*Information given*
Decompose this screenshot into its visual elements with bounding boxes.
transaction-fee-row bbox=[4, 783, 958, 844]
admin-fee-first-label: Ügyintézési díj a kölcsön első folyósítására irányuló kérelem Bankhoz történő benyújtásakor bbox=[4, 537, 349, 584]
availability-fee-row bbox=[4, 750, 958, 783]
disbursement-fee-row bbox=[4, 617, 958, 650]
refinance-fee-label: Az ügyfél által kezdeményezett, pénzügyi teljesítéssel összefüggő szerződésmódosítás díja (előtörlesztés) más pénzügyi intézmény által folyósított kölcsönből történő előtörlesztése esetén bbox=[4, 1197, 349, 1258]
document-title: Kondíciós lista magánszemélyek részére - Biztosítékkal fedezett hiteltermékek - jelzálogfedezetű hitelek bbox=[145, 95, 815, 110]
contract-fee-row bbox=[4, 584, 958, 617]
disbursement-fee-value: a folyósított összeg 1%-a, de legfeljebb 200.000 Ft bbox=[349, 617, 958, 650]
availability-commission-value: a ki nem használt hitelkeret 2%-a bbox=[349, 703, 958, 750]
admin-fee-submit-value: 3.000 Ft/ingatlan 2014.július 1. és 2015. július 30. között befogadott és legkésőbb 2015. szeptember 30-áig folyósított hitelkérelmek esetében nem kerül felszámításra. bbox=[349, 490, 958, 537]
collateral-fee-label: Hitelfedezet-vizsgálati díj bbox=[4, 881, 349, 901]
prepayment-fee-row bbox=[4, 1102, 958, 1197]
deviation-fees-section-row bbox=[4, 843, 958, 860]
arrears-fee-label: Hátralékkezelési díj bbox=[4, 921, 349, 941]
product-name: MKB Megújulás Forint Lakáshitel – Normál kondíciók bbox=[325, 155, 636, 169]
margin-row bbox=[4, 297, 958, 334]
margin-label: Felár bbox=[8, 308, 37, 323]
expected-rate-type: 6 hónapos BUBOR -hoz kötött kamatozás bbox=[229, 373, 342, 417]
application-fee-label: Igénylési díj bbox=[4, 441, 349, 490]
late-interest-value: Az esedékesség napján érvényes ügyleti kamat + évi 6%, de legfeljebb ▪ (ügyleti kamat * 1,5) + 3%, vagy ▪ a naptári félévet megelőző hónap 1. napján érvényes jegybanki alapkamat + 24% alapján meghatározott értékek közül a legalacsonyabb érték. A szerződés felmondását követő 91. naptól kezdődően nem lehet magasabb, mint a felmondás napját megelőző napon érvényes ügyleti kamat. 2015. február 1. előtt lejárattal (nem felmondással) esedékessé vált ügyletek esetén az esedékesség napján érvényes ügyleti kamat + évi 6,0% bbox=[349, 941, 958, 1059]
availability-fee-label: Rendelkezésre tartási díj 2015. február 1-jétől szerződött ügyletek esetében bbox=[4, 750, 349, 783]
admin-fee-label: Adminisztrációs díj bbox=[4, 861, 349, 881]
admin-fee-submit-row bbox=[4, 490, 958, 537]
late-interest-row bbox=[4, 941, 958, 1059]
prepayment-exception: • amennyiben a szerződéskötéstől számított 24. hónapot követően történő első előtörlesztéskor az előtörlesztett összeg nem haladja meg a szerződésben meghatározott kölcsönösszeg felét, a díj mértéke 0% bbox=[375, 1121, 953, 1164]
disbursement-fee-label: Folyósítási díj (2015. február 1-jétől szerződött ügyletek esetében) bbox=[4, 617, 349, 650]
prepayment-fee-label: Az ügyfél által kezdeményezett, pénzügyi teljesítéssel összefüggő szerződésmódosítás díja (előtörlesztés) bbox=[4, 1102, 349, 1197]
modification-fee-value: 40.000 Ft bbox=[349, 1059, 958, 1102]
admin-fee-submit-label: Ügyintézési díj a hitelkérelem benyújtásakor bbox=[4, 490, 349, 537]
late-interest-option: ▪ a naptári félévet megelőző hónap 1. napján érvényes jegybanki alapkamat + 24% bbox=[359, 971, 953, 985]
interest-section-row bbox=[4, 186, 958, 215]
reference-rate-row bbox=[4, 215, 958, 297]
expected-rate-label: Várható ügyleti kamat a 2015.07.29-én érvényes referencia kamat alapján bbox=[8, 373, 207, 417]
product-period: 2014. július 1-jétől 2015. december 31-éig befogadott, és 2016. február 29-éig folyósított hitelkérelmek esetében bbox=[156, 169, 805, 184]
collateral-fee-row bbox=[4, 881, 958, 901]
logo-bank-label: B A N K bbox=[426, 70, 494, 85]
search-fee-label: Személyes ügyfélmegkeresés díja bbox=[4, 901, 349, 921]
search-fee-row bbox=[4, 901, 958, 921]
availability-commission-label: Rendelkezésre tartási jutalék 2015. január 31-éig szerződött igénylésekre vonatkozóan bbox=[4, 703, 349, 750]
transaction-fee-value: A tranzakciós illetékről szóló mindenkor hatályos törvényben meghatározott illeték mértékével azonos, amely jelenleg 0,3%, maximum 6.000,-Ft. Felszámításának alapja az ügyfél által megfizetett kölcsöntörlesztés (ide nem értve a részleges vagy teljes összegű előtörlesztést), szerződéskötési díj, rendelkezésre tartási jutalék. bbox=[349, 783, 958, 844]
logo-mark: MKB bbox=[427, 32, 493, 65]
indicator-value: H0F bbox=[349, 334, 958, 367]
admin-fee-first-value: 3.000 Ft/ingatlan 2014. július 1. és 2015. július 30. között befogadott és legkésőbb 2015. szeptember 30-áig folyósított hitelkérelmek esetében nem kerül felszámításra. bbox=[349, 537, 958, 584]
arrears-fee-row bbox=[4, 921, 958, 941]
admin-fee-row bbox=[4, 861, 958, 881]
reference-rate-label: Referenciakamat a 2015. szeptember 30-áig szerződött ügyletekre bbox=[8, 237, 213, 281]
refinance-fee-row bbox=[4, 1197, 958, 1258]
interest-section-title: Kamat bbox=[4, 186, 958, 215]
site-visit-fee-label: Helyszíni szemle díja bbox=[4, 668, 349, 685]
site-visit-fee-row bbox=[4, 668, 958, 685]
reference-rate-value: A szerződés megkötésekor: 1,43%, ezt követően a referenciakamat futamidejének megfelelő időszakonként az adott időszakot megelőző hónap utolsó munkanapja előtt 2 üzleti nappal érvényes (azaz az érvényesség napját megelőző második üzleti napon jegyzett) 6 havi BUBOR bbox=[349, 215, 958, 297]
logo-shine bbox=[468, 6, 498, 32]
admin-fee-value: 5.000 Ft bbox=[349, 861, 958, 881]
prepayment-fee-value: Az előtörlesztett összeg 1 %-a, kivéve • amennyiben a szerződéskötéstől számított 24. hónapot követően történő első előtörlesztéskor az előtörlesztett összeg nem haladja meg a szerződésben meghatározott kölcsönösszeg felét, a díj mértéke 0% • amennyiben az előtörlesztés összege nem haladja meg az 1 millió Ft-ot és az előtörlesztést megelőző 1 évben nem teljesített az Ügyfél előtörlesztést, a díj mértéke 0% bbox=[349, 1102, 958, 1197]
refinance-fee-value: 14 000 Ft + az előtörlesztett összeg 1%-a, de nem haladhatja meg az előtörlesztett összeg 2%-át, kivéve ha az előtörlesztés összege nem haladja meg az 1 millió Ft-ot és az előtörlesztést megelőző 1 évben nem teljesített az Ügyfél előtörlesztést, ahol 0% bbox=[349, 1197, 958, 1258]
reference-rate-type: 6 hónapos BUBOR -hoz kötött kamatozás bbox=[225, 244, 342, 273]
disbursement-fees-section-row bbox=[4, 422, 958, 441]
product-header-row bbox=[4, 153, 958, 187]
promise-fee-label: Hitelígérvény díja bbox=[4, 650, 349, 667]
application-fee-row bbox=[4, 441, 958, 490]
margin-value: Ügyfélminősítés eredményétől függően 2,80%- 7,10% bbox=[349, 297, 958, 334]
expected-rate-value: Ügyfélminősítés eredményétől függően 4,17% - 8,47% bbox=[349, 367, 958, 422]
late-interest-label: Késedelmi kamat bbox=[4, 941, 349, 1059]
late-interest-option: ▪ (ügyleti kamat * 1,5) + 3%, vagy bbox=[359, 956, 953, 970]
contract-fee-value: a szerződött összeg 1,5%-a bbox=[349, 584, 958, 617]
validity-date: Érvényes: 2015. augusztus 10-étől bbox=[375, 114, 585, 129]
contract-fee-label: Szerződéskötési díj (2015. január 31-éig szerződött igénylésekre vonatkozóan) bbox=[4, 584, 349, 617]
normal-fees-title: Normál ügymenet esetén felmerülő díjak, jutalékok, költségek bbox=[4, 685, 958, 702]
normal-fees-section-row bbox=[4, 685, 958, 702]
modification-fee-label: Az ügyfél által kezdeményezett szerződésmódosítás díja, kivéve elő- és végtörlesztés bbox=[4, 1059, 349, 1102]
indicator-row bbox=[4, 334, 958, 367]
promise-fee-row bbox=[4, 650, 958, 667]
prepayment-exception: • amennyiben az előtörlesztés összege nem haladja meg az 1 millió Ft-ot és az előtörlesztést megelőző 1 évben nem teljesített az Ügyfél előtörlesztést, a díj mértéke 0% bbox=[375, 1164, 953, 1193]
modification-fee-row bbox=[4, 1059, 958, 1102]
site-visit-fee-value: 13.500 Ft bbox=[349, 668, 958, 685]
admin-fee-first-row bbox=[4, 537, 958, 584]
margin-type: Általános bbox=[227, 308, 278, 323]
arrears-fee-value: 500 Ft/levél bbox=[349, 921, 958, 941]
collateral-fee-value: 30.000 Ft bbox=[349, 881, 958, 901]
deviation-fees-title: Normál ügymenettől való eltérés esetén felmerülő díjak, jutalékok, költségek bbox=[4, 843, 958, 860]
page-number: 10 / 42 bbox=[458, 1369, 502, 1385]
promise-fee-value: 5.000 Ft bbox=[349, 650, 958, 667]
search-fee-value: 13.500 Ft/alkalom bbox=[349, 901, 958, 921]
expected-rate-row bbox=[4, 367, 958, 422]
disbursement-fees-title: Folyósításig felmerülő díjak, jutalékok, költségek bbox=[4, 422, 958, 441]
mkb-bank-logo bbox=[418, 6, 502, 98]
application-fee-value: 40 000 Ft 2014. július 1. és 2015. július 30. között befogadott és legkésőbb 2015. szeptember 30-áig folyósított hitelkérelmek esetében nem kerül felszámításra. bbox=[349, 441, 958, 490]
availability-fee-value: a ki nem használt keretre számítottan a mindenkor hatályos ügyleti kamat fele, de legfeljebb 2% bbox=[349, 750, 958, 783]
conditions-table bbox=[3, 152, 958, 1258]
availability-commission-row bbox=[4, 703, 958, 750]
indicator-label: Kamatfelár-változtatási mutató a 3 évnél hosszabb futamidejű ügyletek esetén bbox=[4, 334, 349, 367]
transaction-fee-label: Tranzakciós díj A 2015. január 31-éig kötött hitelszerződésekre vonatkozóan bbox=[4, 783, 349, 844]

*Short problem*
Reproduce the material from its first line through the line containing "disbursement-fee-row bbox=[4, 617, 958, 650]", including both.

*The completed task*
Decompose this screenshot into its visual elements with bounding boxes.
transaction-fee-row bbox=[4, 783, 958, 844]
admin-fee-first-label: Ügyintézési díj a kölcsön első folyósítására irányuló kérelem Bankhoz történő benyújtásakor bbox=[4, 537, 349, 584]
availability-fee-row bbox=[4, 750, 958, 783]
disbursement-fee-row bbox=[4, 617, 958, 650]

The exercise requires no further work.